- EXERCISE DIRECTIONS -
Identify the lines that contain the string "milligr", then copy each of them.

Recorded data
- - - - -

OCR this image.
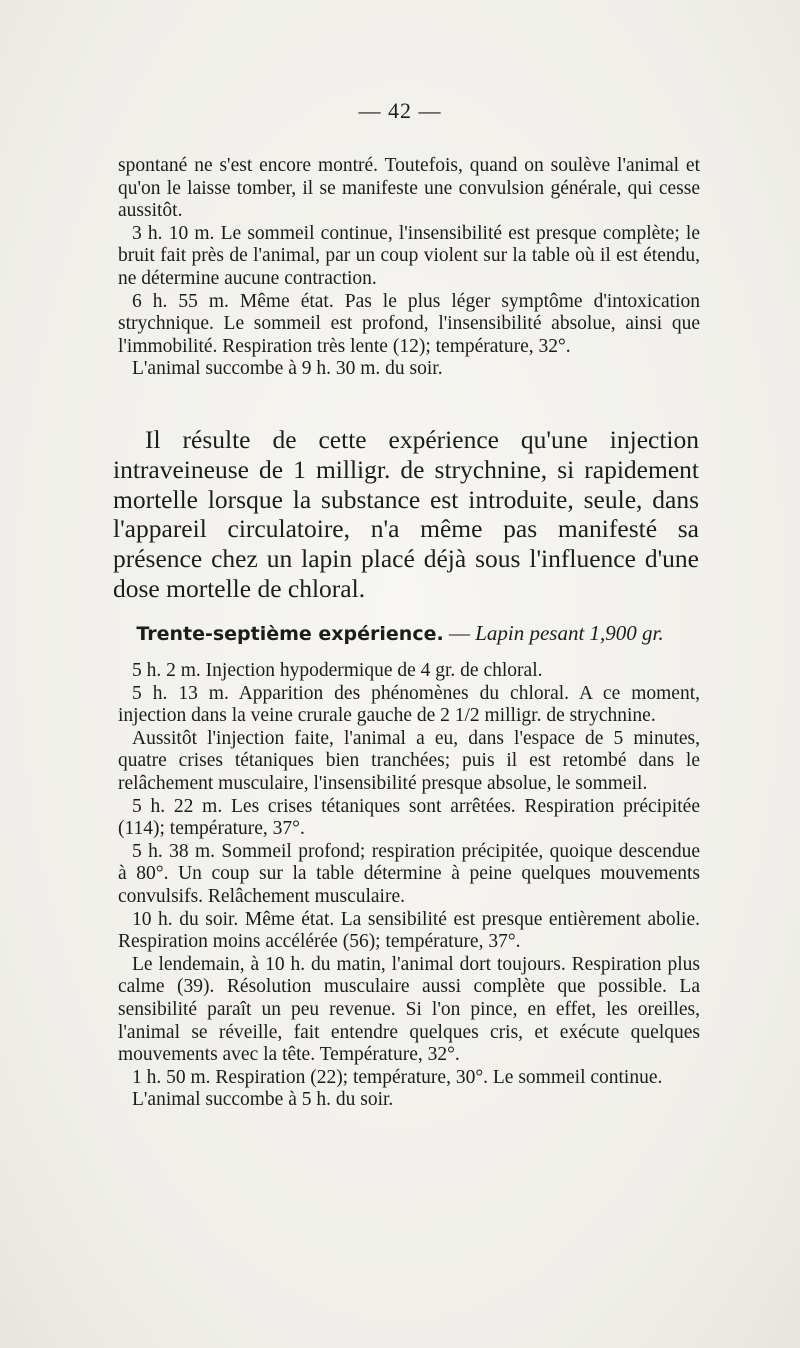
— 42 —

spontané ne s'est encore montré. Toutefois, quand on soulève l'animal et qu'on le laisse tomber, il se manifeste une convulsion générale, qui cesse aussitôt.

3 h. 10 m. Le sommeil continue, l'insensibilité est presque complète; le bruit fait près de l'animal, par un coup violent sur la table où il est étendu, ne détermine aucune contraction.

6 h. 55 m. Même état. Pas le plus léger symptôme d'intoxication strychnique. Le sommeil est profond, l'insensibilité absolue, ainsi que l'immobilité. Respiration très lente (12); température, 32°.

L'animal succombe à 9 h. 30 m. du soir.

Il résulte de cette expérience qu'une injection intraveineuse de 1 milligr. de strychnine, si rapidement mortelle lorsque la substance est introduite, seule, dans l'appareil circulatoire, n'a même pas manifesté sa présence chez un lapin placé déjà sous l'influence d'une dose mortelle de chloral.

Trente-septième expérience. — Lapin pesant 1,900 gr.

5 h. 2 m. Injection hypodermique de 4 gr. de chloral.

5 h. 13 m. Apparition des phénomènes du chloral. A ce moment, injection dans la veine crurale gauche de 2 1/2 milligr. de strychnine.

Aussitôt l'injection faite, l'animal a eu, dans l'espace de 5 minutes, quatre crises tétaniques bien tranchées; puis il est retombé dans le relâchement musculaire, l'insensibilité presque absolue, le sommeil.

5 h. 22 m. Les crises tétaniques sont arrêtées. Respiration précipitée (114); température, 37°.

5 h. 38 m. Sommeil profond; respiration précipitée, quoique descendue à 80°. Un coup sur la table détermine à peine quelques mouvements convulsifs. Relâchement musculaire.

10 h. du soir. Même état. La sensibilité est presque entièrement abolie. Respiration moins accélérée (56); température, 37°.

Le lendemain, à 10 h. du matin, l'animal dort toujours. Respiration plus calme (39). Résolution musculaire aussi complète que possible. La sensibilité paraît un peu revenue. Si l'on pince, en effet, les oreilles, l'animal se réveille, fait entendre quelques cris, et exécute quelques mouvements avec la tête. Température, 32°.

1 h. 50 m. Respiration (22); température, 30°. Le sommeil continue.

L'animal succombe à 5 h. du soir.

- - - - -

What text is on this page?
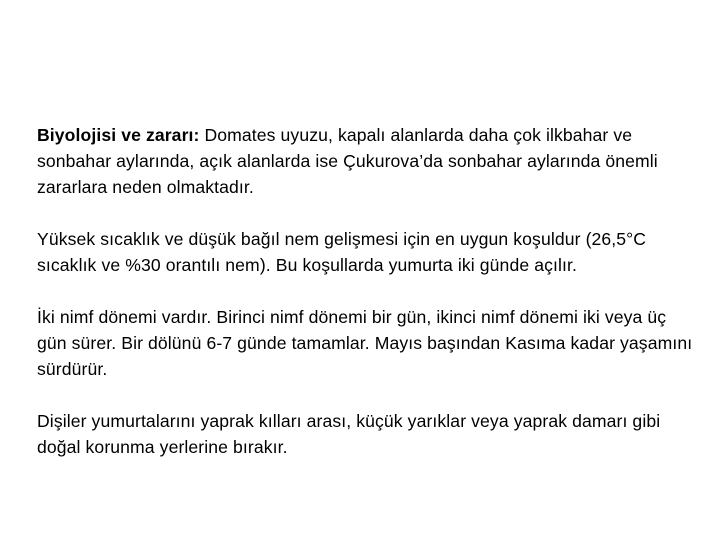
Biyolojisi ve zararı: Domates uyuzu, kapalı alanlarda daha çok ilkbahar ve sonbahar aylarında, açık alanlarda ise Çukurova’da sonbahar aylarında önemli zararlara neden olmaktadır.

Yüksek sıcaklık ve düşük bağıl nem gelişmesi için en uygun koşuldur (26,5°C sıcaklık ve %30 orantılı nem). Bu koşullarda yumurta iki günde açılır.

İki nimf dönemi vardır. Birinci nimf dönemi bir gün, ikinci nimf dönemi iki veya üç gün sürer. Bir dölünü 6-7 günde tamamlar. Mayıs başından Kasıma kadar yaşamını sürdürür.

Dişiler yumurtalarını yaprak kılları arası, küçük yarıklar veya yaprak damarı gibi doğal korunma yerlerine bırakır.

- - - - -

- SOLUTION FOR THIS EXERCISE -
Il résulte de cette expérience qu'une injection intraveineuse de 1 milligr. de strychnine, si rapidement mortelle lorsque la substance est introduite, seule, dans l'appareil circulatoire, n'a même pas manifesté sa présence chez un lapin placé déjà sous l'influence d'une dose mortelle de chloral.
5 h. 13 m. Apparition des phénomènes du chloral. A ce moment, injection dans la veine crurale gauche de 2 1/2 milligr. de strychnine.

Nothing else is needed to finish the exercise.